--- Start ---

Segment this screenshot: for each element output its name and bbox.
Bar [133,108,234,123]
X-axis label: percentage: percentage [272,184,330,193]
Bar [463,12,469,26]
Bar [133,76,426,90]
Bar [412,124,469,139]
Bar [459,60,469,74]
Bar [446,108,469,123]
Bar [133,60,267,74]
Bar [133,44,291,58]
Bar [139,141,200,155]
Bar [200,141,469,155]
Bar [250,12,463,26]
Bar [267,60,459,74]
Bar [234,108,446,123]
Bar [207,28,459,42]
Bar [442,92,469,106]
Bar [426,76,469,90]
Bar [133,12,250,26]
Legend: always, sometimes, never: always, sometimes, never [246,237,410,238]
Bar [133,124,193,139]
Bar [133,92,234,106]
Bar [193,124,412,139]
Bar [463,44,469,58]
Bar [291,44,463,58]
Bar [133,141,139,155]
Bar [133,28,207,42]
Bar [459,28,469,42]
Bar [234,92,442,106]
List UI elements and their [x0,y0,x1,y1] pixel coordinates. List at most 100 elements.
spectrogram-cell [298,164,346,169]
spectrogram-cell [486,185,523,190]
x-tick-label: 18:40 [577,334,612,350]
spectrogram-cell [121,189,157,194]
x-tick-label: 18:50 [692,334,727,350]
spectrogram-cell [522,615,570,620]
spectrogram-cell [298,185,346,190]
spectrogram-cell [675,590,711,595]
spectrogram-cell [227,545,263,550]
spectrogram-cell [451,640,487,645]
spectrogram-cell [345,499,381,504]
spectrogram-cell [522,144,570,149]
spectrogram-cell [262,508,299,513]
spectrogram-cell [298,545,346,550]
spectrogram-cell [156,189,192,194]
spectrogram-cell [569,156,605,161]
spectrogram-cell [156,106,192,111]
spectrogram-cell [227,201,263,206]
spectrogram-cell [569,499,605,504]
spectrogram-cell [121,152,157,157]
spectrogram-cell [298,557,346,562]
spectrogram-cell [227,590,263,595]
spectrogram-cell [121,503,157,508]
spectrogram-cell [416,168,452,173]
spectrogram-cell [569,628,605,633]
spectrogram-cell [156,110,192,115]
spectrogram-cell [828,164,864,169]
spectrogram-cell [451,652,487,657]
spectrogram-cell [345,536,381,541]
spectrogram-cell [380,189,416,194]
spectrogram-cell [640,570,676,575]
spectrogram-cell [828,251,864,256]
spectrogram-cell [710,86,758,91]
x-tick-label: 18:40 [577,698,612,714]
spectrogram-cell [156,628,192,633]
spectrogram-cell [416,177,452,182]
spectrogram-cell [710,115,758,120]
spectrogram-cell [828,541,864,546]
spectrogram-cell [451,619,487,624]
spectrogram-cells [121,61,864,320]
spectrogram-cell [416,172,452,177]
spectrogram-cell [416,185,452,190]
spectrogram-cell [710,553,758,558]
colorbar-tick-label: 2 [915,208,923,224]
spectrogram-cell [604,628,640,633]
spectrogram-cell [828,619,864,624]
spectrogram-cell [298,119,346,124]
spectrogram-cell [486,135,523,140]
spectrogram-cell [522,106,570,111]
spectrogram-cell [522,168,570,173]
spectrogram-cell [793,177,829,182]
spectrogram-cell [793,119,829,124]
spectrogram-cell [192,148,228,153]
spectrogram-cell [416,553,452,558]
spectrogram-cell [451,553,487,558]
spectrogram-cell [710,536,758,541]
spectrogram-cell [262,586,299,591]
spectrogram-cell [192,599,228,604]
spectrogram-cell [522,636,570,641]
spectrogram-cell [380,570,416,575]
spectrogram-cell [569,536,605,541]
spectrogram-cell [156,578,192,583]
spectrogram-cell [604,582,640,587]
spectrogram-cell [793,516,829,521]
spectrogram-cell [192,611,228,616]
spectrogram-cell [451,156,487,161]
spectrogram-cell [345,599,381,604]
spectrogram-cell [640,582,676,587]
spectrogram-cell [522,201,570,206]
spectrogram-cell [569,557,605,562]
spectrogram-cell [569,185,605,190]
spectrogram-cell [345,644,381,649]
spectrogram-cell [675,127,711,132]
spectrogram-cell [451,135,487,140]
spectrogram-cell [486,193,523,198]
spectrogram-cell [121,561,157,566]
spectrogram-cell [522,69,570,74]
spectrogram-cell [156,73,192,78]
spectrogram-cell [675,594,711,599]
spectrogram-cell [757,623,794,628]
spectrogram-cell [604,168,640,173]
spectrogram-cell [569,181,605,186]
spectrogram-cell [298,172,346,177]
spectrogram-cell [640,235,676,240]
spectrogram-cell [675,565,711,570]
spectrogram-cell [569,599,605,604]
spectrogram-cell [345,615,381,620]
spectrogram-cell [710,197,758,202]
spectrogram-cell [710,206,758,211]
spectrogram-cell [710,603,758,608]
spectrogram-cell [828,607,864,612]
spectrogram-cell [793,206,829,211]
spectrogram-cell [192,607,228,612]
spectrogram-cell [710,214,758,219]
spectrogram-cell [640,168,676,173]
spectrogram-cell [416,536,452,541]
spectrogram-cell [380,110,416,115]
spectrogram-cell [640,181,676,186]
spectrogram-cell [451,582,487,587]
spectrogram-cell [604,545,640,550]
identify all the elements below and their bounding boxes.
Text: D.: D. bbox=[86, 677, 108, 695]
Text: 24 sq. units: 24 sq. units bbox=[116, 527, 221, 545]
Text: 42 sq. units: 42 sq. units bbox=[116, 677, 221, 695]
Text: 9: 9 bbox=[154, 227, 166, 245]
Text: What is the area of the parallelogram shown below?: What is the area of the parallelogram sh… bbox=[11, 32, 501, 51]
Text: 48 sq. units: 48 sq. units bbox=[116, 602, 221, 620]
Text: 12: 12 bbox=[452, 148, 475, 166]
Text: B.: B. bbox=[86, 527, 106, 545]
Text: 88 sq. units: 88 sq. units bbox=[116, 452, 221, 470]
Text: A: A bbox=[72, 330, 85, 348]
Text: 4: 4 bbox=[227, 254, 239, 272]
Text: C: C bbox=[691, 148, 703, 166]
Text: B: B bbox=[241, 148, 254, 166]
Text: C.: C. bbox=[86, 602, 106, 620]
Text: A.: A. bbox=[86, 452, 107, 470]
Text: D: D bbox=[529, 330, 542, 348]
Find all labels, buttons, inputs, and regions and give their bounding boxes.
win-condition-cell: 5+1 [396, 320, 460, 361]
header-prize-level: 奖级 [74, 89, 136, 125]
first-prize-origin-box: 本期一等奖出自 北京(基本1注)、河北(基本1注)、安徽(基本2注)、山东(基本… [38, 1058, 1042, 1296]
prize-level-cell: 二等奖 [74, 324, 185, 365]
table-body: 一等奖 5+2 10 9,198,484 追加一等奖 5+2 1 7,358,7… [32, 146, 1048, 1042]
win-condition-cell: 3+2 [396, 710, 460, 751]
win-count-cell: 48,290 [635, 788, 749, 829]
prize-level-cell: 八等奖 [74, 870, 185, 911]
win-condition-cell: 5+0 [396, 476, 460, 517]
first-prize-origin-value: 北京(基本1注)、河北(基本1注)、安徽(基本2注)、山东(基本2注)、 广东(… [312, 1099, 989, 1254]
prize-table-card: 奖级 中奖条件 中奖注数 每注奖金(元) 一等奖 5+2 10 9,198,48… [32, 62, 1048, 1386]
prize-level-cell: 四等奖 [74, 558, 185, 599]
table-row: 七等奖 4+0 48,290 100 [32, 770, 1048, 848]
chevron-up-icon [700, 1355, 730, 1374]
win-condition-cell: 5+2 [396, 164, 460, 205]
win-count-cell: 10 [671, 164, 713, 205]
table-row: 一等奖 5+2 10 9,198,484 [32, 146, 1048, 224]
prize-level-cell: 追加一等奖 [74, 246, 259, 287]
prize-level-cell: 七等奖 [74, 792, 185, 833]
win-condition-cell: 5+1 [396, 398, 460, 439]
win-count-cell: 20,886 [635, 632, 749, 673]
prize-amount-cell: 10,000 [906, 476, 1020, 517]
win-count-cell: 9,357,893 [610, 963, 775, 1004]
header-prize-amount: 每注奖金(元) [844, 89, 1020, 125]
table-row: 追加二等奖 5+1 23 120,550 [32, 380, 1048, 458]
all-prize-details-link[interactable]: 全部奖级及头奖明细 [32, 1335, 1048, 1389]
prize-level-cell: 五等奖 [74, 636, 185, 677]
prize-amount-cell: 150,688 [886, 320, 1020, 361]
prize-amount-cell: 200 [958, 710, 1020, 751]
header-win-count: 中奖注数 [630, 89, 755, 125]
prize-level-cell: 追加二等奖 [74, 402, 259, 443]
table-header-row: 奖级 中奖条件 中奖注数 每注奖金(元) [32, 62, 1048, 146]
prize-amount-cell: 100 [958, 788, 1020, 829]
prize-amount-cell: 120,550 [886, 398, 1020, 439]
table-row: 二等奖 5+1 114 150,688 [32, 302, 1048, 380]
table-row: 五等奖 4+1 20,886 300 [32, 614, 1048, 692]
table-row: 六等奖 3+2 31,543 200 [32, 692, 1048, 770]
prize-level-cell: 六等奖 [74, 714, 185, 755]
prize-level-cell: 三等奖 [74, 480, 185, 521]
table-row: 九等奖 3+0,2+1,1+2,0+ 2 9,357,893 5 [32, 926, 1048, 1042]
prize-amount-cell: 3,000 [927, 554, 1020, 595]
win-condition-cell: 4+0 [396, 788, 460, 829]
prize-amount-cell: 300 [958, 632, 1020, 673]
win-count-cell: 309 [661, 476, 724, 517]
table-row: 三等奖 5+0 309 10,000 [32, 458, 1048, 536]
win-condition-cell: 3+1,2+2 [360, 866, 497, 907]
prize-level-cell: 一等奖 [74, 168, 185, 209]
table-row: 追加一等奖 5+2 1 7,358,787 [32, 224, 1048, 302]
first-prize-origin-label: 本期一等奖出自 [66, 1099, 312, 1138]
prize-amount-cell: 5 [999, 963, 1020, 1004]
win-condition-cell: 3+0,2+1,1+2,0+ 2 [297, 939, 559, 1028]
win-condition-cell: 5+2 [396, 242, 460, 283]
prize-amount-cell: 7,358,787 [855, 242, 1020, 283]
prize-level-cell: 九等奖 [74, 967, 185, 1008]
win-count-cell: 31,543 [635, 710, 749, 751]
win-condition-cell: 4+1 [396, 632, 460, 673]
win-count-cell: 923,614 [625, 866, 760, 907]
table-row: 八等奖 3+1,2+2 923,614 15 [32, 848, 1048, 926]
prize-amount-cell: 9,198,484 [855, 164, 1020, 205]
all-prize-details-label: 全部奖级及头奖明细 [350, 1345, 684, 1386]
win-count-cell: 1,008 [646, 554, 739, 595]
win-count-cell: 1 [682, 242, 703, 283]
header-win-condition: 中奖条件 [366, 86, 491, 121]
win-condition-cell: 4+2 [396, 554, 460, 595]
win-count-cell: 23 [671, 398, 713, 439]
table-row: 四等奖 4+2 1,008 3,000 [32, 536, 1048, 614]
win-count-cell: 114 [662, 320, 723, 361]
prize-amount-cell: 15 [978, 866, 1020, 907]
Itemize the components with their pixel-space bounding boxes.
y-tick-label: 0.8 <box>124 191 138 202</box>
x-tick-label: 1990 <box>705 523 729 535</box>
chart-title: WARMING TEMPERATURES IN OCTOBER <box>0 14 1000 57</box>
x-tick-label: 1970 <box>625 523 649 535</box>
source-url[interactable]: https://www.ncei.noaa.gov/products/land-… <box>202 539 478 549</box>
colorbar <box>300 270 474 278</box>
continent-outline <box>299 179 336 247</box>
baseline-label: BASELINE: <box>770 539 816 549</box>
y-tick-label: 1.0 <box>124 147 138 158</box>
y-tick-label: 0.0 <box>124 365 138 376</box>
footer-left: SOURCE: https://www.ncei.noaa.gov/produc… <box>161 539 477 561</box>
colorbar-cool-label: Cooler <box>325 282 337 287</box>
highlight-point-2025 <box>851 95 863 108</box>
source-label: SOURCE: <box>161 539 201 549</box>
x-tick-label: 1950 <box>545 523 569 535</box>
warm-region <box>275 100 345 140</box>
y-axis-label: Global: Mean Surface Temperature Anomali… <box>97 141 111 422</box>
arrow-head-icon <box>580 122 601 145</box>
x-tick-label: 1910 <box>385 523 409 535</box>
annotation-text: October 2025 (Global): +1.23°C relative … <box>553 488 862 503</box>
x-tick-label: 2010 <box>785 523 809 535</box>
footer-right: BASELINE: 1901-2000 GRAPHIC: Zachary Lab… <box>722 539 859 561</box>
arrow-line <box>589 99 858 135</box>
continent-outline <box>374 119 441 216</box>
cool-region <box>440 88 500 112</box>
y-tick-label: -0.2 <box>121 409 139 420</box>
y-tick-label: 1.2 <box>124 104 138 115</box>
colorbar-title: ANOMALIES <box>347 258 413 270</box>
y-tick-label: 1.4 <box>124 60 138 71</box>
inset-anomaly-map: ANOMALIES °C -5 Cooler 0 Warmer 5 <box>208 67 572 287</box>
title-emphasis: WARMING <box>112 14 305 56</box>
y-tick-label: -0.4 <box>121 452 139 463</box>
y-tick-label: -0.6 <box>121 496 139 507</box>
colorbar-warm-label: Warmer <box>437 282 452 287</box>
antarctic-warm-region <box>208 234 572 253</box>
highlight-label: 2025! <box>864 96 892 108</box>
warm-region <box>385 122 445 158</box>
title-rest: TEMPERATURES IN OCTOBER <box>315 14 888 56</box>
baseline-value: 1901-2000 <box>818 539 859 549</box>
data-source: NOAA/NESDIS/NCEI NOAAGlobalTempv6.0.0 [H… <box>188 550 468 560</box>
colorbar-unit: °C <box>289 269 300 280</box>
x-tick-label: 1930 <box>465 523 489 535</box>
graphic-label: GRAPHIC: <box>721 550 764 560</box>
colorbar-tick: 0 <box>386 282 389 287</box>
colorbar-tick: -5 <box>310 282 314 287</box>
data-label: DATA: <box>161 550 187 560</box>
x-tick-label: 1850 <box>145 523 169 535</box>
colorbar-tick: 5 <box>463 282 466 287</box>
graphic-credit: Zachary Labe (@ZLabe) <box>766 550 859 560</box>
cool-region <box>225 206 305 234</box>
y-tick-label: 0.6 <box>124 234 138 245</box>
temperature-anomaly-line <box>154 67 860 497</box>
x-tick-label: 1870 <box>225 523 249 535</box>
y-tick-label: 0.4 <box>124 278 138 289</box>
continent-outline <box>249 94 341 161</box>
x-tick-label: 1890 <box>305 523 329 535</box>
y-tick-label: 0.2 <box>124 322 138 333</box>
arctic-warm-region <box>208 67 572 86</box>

--- End ---

> **EXERCISE DESCRIPTION**: Reproduce the records from their start up to and including the line containing "Bar [133,12,250,26]", substituting "image" for "screenshot" and leaving everything else unchanged.

> **EXERCISE SOLUTION**:
Segment this image: for each element output its name and bbox.
Bar [133,108,234,123]
X-axis label: percentage: percentage [272,184,330,193]
Bar [463,12,469,26]
Bar [133,76,426,90]
Bar [412,124,469,139]
Bar [459,60,469,74]
Bar [446,108,469,123]
Bar [133,60,267,74]
Bar [133,44,291,58]
Bar [139,141,200,155]
Bar [200,141,469,155]
Bar [250,12,463,26]
Bar [267,60,459,74]
Bar [234,108,446,123]
Bar [207,28,459,42]
Bar [442,92,469,106]
Bar [426,76,469,90]
Bar [133,12,250,26]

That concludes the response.